§ **Required task**
Report how many lines hold the word "inlet"; answer with the number alone.

--- begin Material for this exercise ---

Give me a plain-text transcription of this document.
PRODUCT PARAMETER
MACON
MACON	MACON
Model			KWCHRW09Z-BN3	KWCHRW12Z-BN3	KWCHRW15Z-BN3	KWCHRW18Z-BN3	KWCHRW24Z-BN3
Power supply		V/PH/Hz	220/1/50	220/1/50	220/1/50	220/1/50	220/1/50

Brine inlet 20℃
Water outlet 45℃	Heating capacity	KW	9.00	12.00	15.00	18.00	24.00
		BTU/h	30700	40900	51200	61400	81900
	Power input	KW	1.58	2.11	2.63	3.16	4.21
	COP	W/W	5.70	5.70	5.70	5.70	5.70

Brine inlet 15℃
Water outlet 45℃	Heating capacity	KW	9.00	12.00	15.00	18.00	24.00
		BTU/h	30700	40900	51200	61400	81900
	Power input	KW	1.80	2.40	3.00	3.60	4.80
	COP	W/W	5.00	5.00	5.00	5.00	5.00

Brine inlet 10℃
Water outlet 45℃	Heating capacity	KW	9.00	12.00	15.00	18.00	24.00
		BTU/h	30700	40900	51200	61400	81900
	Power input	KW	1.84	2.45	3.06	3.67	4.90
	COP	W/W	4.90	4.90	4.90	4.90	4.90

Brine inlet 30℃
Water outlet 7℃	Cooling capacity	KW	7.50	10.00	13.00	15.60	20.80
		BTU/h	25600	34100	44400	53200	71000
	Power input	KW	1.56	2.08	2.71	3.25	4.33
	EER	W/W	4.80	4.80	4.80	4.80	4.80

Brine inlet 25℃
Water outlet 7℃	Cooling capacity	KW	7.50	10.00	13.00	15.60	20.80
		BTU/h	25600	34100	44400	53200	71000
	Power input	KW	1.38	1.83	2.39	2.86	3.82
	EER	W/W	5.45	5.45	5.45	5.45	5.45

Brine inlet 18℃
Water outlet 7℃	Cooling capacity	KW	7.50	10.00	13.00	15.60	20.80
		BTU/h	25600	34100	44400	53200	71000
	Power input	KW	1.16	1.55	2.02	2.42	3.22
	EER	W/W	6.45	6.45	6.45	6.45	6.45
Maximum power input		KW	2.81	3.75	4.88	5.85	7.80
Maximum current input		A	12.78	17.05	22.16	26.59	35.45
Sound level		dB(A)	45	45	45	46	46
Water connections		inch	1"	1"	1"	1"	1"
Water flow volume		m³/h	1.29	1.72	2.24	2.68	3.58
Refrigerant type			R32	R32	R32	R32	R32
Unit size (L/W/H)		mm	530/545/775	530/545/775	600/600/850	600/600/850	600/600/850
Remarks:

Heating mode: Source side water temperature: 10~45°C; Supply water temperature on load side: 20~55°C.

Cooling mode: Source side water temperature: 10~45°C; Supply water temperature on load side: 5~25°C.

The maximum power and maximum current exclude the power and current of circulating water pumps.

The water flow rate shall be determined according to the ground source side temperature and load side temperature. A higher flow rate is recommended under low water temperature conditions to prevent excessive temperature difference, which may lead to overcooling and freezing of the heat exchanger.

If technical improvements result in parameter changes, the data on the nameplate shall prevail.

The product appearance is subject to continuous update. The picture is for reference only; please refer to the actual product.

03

--- end Material for this exercise ---
--- begin Material for this exercise ---

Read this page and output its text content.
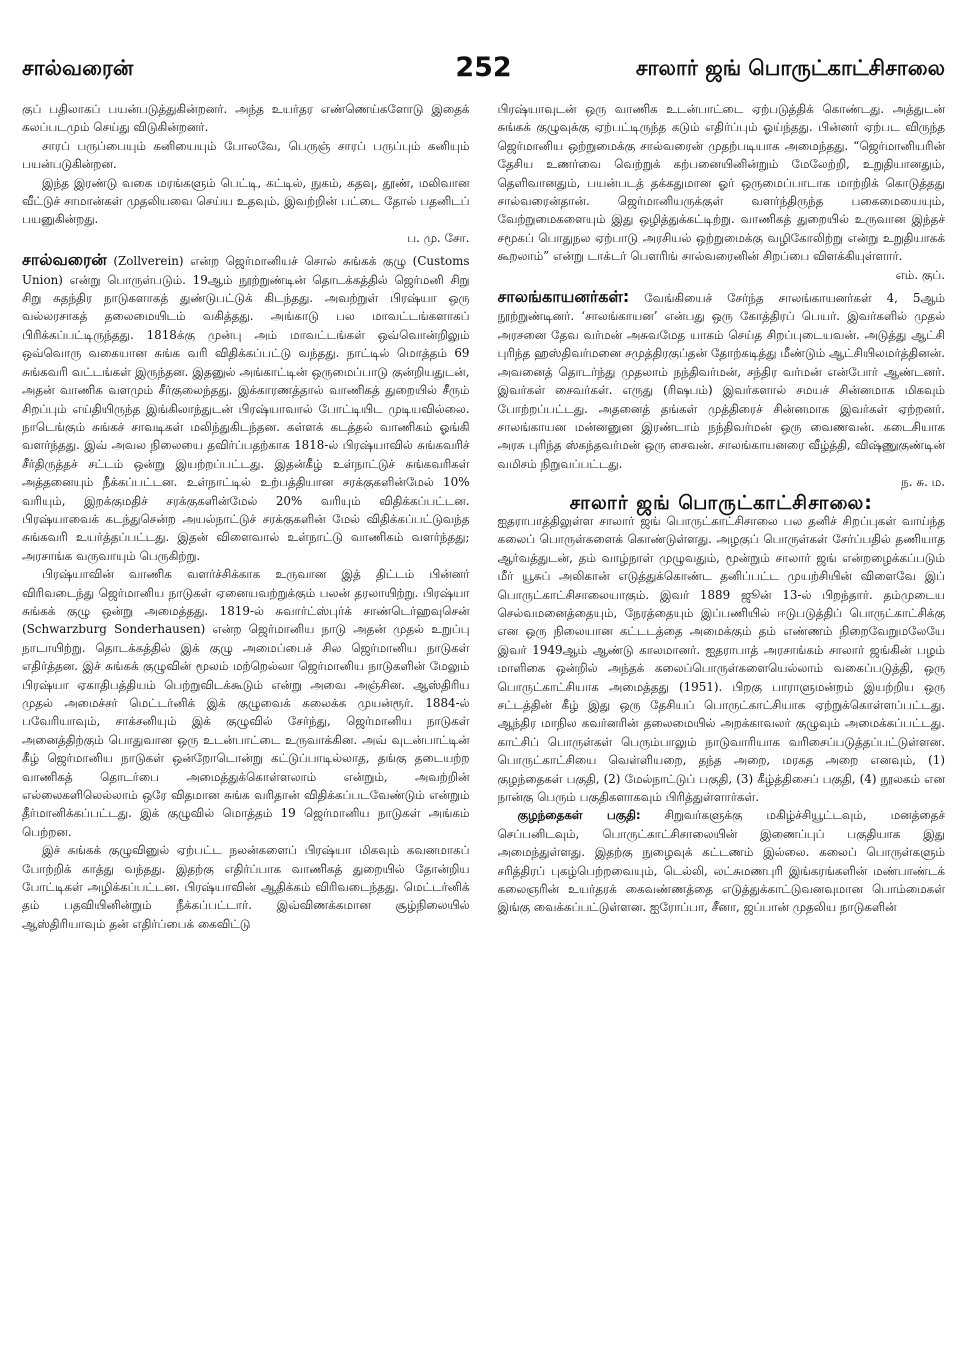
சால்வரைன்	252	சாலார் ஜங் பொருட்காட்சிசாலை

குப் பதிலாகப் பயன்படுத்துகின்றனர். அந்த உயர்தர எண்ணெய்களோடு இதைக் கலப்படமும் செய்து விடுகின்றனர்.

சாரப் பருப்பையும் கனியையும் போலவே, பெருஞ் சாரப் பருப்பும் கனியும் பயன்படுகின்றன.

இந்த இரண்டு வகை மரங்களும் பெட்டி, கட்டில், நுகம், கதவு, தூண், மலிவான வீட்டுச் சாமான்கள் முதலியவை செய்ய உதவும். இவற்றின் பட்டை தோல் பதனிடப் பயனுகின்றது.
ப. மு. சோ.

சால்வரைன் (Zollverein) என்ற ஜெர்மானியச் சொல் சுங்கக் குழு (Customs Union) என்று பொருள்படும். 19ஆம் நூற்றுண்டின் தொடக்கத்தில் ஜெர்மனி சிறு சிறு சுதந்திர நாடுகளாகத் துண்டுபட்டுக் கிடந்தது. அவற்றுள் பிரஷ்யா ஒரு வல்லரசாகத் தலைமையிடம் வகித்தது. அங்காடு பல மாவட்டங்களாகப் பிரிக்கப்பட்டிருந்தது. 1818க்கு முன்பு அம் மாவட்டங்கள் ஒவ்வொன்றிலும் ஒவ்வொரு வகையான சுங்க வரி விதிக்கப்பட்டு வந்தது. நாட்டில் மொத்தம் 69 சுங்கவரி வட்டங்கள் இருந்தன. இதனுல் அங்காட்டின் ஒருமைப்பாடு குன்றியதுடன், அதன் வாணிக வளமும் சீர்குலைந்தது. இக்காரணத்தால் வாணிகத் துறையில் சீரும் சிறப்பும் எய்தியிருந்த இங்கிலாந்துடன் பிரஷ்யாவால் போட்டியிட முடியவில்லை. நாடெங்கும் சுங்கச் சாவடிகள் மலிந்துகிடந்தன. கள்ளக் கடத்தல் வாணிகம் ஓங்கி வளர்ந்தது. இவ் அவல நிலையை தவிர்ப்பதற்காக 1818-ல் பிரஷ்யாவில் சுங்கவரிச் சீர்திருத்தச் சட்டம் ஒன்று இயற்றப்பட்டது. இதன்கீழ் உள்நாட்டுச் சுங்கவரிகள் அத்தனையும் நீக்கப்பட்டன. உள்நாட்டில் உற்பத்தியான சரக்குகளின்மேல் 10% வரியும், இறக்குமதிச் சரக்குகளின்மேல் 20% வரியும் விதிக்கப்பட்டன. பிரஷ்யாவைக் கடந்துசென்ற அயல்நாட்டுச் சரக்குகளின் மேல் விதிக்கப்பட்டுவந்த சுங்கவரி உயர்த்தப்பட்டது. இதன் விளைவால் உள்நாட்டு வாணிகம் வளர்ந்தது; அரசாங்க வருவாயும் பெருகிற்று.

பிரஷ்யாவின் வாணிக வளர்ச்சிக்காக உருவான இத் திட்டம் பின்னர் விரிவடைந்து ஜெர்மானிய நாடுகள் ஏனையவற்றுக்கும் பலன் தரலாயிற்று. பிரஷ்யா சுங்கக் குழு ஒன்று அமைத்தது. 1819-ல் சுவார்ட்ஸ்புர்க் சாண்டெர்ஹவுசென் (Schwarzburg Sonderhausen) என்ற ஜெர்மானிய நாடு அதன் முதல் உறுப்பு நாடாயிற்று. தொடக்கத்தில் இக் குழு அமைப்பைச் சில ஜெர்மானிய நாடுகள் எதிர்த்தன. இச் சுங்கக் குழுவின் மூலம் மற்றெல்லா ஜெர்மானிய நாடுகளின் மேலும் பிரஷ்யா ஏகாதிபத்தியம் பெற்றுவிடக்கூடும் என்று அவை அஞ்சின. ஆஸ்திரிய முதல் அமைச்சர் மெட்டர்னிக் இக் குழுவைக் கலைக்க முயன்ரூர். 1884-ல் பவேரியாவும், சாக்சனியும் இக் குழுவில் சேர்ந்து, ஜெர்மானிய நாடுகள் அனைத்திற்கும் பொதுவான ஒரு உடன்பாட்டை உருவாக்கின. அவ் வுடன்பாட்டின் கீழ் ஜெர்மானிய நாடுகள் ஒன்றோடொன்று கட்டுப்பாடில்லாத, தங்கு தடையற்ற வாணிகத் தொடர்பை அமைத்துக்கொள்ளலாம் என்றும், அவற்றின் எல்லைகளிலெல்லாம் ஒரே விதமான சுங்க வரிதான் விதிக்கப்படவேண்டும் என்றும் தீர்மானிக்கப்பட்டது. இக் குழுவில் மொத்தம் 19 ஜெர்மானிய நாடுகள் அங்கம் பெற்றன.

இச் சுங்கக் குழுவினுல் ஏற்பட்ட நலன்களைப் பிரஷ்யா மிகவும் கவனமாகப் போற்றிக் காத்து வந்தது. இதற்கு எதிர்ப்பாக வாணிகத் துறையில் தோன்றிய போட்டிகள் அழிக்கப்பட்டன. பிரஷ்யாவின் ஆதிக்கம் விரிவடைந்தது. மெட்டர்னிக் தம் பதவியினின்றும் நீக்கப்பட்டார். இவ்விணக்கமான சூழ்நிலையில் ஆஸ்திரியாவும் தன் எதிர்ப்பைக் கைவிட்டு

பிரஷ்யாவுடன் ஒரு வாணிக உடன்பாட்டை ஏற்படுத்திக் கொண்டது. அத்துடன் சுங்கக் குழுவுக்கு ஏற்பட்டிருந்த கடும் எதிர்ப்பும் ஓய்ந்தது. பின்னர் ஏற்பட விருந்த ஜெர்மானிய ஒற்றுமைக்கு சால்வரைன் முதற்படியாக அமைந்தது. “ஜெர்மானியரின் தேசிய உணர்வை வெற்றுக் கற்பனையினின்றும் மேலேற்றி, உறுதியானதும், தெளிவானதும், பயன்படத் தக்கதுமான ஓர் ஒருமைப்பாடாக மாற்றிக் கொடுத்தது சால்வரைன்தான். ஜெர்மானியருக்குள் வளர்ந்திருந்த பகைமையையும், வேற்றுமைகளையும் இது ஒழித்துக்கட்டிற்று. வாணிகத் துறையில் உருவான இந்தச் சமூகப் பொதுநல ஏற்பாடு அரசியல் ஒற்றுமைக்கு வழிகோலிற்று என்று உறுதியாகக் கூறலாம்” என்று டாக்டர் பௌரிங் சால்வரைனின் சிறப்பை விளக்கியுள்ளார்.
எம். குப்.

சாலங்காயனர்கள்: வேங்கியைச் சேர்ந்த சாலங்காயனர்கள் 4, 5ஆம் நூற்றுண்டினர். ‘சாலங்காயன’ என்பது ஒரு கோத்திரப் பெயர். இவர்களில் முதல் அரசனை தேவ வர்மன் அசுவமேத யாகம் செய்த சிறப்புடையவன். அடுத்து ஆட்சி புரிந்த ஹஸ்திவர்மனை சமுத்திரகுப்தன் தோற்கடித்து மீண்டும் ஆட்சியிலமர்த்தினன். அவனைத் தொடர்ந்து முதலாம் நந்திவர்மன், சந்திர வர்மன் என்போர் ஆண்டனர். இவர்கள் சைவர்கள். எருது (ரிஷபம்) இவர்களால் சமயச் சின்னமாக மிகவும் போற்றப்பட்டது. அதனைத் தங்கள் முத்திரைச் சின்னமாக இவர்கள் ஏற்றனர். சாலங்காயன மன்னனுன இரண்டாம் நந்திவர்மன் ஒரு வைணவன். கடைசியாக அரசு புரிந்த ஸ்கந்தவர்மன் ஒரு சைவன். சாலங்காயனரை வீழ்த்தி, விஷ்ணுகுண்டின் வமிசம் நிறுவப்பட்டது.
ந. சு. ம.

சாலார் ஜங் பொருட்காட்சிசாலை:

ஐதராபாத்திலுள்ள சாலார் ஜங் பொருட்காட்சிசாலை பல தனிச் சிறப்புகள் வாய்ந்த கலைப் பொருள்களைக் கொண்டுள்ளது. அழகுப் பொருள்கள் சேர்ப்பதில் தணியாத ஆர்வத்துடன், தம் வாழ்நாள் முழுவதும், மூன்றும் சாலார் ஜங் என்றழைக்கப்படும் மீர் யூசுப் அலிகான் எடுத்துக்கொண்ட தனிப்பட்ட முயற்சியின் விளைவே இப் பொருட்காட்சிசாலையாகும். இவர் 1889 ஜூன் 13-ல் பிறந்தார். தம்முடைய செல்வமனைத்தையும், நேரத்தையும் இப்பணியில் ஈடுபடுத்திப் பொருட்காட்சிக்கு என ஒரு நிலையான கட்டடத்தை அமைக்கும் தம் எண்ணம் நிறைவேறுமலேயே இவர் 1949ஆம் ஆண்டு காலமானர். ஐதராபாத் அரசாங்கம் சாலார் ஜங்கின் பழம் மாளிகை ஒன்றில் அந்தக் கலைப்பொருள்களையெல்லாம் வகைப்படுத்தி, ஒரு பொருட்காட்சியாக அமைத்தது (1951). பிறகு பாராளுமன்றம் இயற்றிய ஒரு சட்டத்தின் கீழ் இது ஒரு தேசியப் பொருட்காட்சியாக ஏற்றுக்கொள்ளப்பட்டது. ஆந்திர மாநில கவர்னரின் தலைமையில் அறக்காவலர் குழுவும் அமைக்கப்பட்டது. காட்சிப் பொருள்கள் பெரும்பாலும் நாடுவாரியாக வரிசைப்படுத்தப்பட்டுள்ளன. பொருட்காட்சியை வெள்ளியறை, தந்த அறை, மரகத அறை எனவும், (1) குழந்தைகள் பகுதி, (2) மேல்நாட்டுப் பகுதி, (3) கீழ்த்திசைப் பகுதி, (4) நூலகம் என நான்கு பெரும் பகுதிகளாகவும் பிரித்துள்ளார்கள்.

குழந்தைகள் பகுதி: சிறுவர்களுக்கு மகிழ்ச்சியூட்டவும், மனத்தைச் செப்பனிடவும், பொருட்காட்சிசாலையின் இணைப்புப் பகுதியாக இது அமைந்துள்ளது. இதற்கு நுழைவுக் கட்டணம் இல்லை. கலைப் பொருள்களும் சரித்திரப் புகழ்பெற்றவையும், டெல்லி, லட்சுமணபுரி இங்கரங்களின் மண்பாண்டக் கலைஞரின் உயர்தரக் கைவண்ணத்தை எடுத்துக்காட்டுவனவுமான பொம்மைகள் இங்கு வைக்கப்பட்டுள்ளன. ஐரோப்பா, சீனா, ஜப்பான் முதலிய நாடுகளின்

--- end Material for this exercise ---

§ **Response to the exercise**
6